### [Work to do]
Copy the entries below word for word, leaving the pictures out of your answer.

——————————

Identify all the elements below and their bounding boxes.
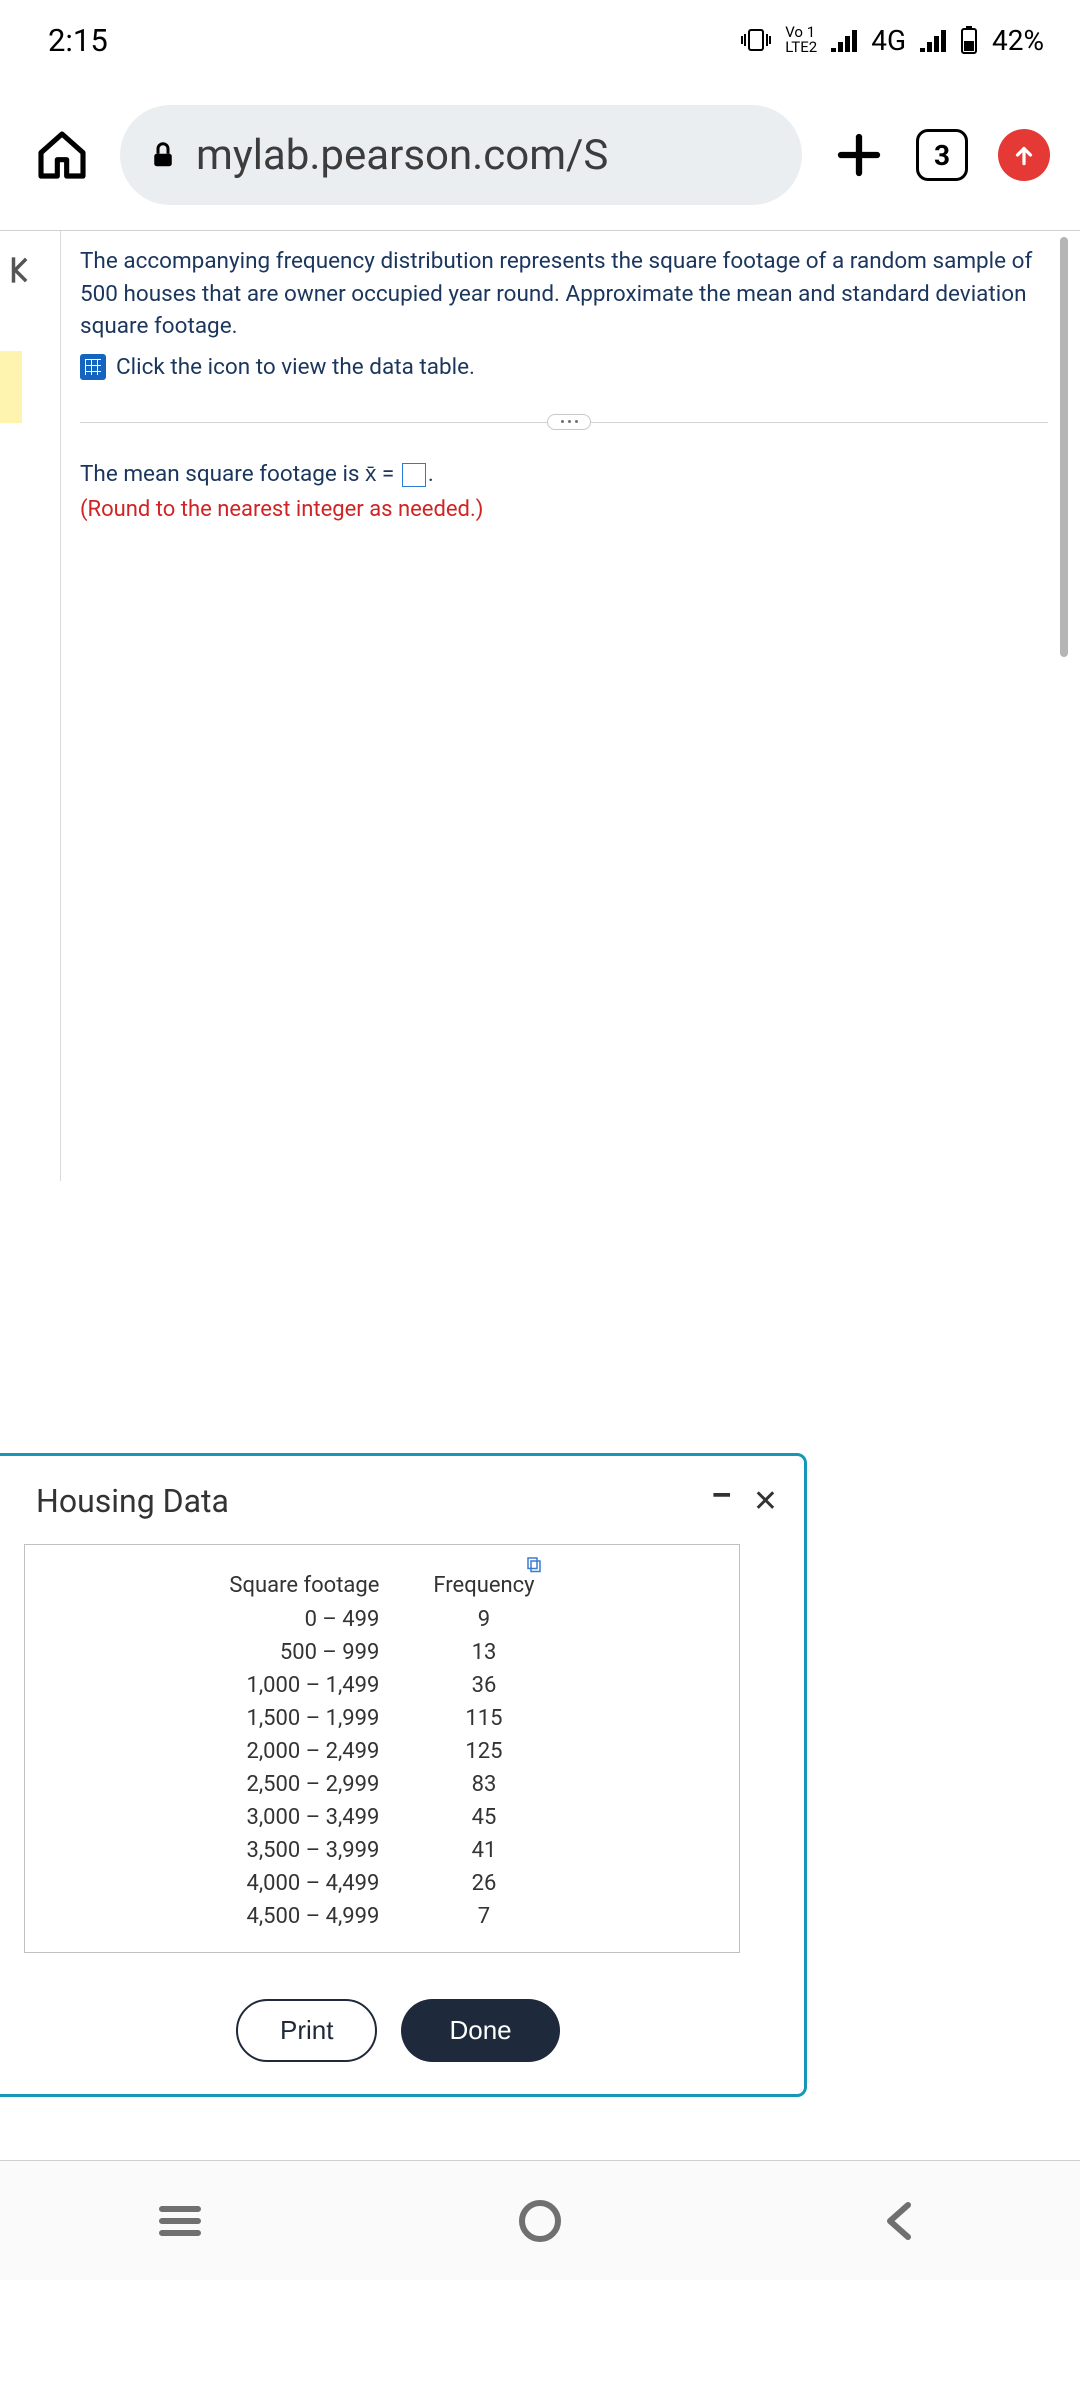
divider bbox=[60, 231, 61, 1181]
table-row: 4,500 – 4,9997 bbox=[203, 1901, 560, 1932]
frequency-table: Square footage Frequency 0 – 4999500 – 9… bbox=[201, 1567, 562, 1934]
copy-icon[interactable] bbox=[525, 1555, 543, 1573]
cell-freq: 115 bbox=[407, 1703, 560, 1734]
back-nav-icon[interactable] bbox=[876, 2197, 924, 2245]
vibrate-icon bbox=[741, 28, 771, 52]
status-bar: 2:15 Vo 1 LTE2 4G 42% bbox=[0, 0, 1080, 80]
cell-freq: 45 bbox=[407, 1802, 560, 1833]
clock: 2:15 bbox=[48, 22, 108, 59]
android-nav-bar bbox=[0, 2160, 1080, 2280]
table-row: 500 – 99913 bbox=[203, 1637, 560, 1668]
cell-range: 1,000 – 1,499 bbox=[203, 1670, 405, 1701]
cell-range: 500 – 999 bbox=[203, 1637, 405, 1668]
table-row: 2,000 – 2,499125 bbox=[203, 1736, 560, 1767]
rounding-hint: (Round to the nearest integer as needed.… bbox=[80, 494, 1058, 526]
battery-icon bbox=[960, 25, 978, 55]
question-area: The accompanying frequency distribution … bbox=[80, 231, 1080, 526]
done-button[interactable]: Done bbox=[401, 1999, 559, 2062]
new-tab-icon[interactable] bbox=[832, 128, 886, 182]
collapse-panel-icon[interactable] bbox=[4, 251, 42, 289]
cell-range: 4,500 – 4,999 bbox=[203, 1901, 405, 1932]
data-table-frame: Square footage Frequency 0 – 4999500 – 9… bbox=[24, 1544, 740, 1953]
cell-freq: 13 bbox=[407, 1637, 560, 1668]
status-icons: Vo 1 LTE2 4G 42% bbox=[741, 24, 1044, 57]
table-row: 4,000 – 4,49926 bbox=[203, 1868, 560, 1899]
popup-title: Housing Data bbox=[36, 1482, 229, 1520]
cell-range: 3,000 – 3,499 bbox=[203, 1802, 405, 1833]
table-row: 1,000 – 1,49936 bbox=[203, 1670, 560, 1701]
cell-range: 2,500 – 2,999 bbox=[203, 1769, 405, 1800]
view-data-label: Click the icon to view the data table. bbox=[116, 351, 475, 384]
home-nav-icon[interactable] bbox=[516, 2197, 564, 2245]
cell-freq: 7 bbox=[407, 1901, 560, 1932]
col-frequency: Frequency bbox=[407, 1569, 560, 1602]
table-row: 2,500 – 2,99983 bbox=[203, 1769, 560, 1800]
recent-apps-icon[interactable] bbox=[156, 2197, 204, 2245]
lock-icon bbox=[148, 140, 178, 170]
view-data-link[interactable]: Click the icon to view the data table. bbox=[80, 351, 1058, 384]
browser-toolbar: mylab.pearson.com/S 3 bbox=[0, 80, 1080, 230]
home-icon[interactable] bbox=[34, 127, 90, 183]
battery-pct: 42% bbox=[992, 24, 1044, 57]
scrollbar[interactable] bbox=[1060, 237, 1068, 657]
network-label: 4G bbox=[871, 24, 906, 57]
cell-range: 1,500 – 1,999 bbox=[203, 1703, 405, 1734]
answer-input[interactable] bbox=[402, 463, 426, 487]
table-row: 3,000 – 3,49945 bbox=[203, 1802, 560, 1833]
cell-range: 0 – 499 bbox=[203, 1604, 405, 1635]
lte-label: Vo 1 LTE2 bbox=[785, 25, 817, 55]
cell-range: 3,500 – 3,999 bbox=[203, 1835, 405, 1866]
address-bar[interactable]: mylab.pearson.com/S bbox=[120, 105, 802, 205]
cell-range: 4,000 – 4,499 bbox=[203, 1868, 405, 1899]
table-row: 1,500 – 1,999115 bbox=[203, 1703, 560, 1734]
url-text: mylab.pearson.com/S bbox=[196, 131, 608, 180]
cell-freq: 125 bbox=[407, 1736, 560, 1767]
cell-range: 2,000 – 2,499 bbox=[203, 1736, 405, 1767]
tab-switcher[interactable]: 3 bbox=[916, 129, 968, 181]
signal-icon-1 bbox=[831, 28, 857, 52]
sticky-note-tab[interactable] bbox=[0, 351, 22, 423]
print-button[interactable]: Print bbox=[236, 1999, 377, 2062]
minimize-icon[interactable]: − bbox=[710, 1488, 733, 1514]
question-text: The accompanying frequency distribution … bbox=[80, 245, 1058, 343]
more-dots-icon[interactable] bbox=[547, 414, 591, 430]
cell-freq: 41 bbox=[407, 1835, 560, 1866]
signal-icon-2 bbox=[920, 28, 946, 52]
answer-line: The mean square footage is x̄ = . bbox=[80, 458, 1058, 491]
housing-data-popup: Housing Data − ✕ Square footage Frequenc… bbox=[0, 1453, 807, 2097]
update-badge-icon[interactable] bbox=[998, 129, 1050, 181]
data-table-icon bbox=[80, 354, 106, 380]
table-row: 0 – 4999 bbox=[203, 1604, 560, 1635]
section-divider bbox=[80, 414, 1058, 430]
page-content: The accompanying frequency distribution … bbox=[0, 230, 1080, 2280]
cell-freq: 9 bbox=[407, 1604, 560, 1635]
table-row: 3,500 – 3,99941 bbox=[203, 1835, 560, 1866]
cell-freq: 36 bbox=[407, 1670, 560, 1701]
cell-freq: 83 bbox=[407, 1769, 560, 1800]
cell-freq: 26 bbox=[407, 1868, 560, 1899]
close-icon[interactable]: ✕ bbox=[753, 1484, 778, 1519]
col-square-footage: Square footage bbox=[203, 1569, 405, 1602]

——————————

### [Output of the task]
Identify all the elements below and their bounding boxes.
divider bbox=[60, 231, 61, 1181]
table-row: 4,500 – 4,9997 bbox=[203, 1901, 560, 1932]
frequency-table: Square footage Frequency 0 – 4999500 – 9… bbox=[201, 1567, 562, 1934]
copy-icon[interactable] bbox=[525, 1555, 543, 1573]
cell-freq: 115 bbox=[407, 1703, 560, 1734]
back-nav-icon[interactable] bbox=[876, 2197, 924, 2245]
vibrate-icon bbox=[741, 28, 771, 52]
status-bar: 2:15 Vo 1 LTE2 4G 42% bbox=[0, 0, 1080, 80]
cell-freq: 45 bbox=[407, 1802, 560, 1833]
clock: 2:15 bbox=[48, 22, 108, 59]
android-nav-bar bbox=[0, 2160, 1080, 2280]
table-row: 500 – 99913 bbox=[203, 1637, 560, 1668]
cell-range: 1,000 – 1,499 bbox=[203, 1670, 405, 1701]
cell-range: 500 – 999 bbox=[203, 1637, 405, 1668]
table-row: 2,000 – 2,499125 bbox=[203, 1736, 560, 1767]
rounding-hint: (Round to the nearest integer as needed.… bbox=[80, 494, 1058, 526]
battery-icon bbox=[960, 25, 978, 55]
question-area: The accompanying frequency distribution … bbox=[80, 231, 1080, 526]
done-button[interactable]: Done bbox=[401, 1999, 559, 2062]
new-tab-icon[interactable] bbox=[832, 128, 886, 182]
collapse-panel-icon[interactable] bbox=[4, 251, 42, 289]
cell-range: 4,500 – 4,999 bbox=[203, 1901, 405, 1932]
data-table-frame: Square footage Frequency 0 – 4999500 – 9… bbox=[24, 1544, 740, 1953]
cell-freq: 13 bbox=[407, 1637, 560, 1668]
status-icons: Vo 1 LTE2 4G 42% bbox=[741, 24, 1044, 57]
table-row: 4,000 – 4,49926 bbox=[203, 1868, 560, 1899]
popup-title: Housing Data bbox=[36, 1482, 229, 1520]
cell-range: 3,000 – 3,499 bbox=[203, 1802, 405, 1833]
table-row: 1,000 – 1,49936 bbox=[203, 1670, 560, 1701]
cell-range: 2,500 – 2,999 bbox=[203, 1769, 405, 1800]
view-data-label: Click the icon to view the data table. bbox=[116, 351, 475, 384]
home-nav-icon[interactable] bbox=[516, 2197, 564, 2245]
cell-freq: 7 bbox=[407, 1901, 560, 1932]
col-frequency: Frequency bbox=[407, 1569, 560, 1602]
table-row: 2,500 – 2,99983 bbox=[203, 1769, 560, 1800]
recent-apps-icon[interactable] bbox=[156, 2197, 204, 2245]
lock-icon bbox=[148, 140, 178, 170]
view-data-link[interactable]: Click the icon to view the data table. bbox=[80, 351, 1058, 384]
browser-toolbar: mylab.pearson.com/S 3 bbox=[0, 80, 1080, 230]
home-icon[interactable] bbox=[34, 127, 90, 183]
battery-pct: 42% bbox=[992, 24, 1044, 57]
scrollbar[interactable] bbox=[1060, 237, 1068, 657]
network-label: 4G bbox=[871, 24, 906, 57]
cell-range: 1,500 – 1,999 bbox=[203, 1703, 405, 1734]
answer-input[interactable] bbox=[402, 463, 426, 487]
table-row: 3,000 – 3,49945 bbox=[203, 1802, 560, 1833]
cell-range: 0 – 499 bbox=[203, 1604, 405, 1635]
lte-label: Vo 1 LTE2 bbox=[785, 25, 817, 55]
cell-range: 3,500 – 3,999 bbox=[203, 1835, 405, 1866]
address-bar[interactable]: mylab.pearson.com/S bbox=[120, 105, 802, 205]
cell-range: 4,000 – 4,499 bbox=[203, 1868, 405, 1899]
table-row: 1,500 – 1,999115 bbox=[203, 1703, 560, 1734]
url-text: mylab.pearson.com/S bbox=[196, 131, 608, 180]
cell-freq: 125 bbox=[407, 1736, 560, 1767]
cell-range: 2,000 – 2,499 bbox=[203, 1736, 405, 1767]
tab-switcher[interactable]: 3 bbox=[916, 129, 968, 181]
signal-icon-1 bbox=[831, 28, 857, 52]
sticky-note-tab[interactable] bbox=[0, 351, 22, 423]
print-button[interactable]: Print bbox=[236, 1999, 377, 2062]
minimize-icon[interactable]: − bbox=[710, 1488, 733, 1514]
question-text: The accompanying frequency distribution … bbox=[80, 245, 1058, 343]
more-dots-icon[interactable] bbox=[547, 414, 591, 430]
cell-freq: 41 bbox=[407, 1835, 560, 1866]
signal-icon-2 bbox=[920, 28, 946, 52]
answer-line: The mean square footage is x̄ = . bbox=[80, 458, 1058, 491]
housing-data-popup: Housing Data − ✕ Square footage Frequenc… bbox=[0, 1453, 807, 2097]
update-badge-icon[interactable] bbox=[998, 129, 1050, 181]
data-table-icon bbox=[80, 354, 106, 380]
table-row: 0 – 4999 bbox=[203, 1604, 560, 1635]
section-divider bbox=[80, 414, 1058, 430]
page-content: The accompanying frequency distribution … bbox=[0, 230, 1080, 2280]
cell-freq: 9 bbox=[407, 1604, 560, 1635]
table-row: 3,500 – 3,99941 bbox=[203, 1835, 560, 1866]
cell-freq: 36 bbox=[407, 1670, 560, 1701]
cell-freq: 83 bbox=[407, 1769, 560, 1800]
cell-freq: 26 bbox=[407, 1868, 560, 1899]
close-icon[interactable]: ✕ bbox=[753, 1484, 778, 1519]
col-square-footage: Square footage bbox=[203, 1569, 405, 1602]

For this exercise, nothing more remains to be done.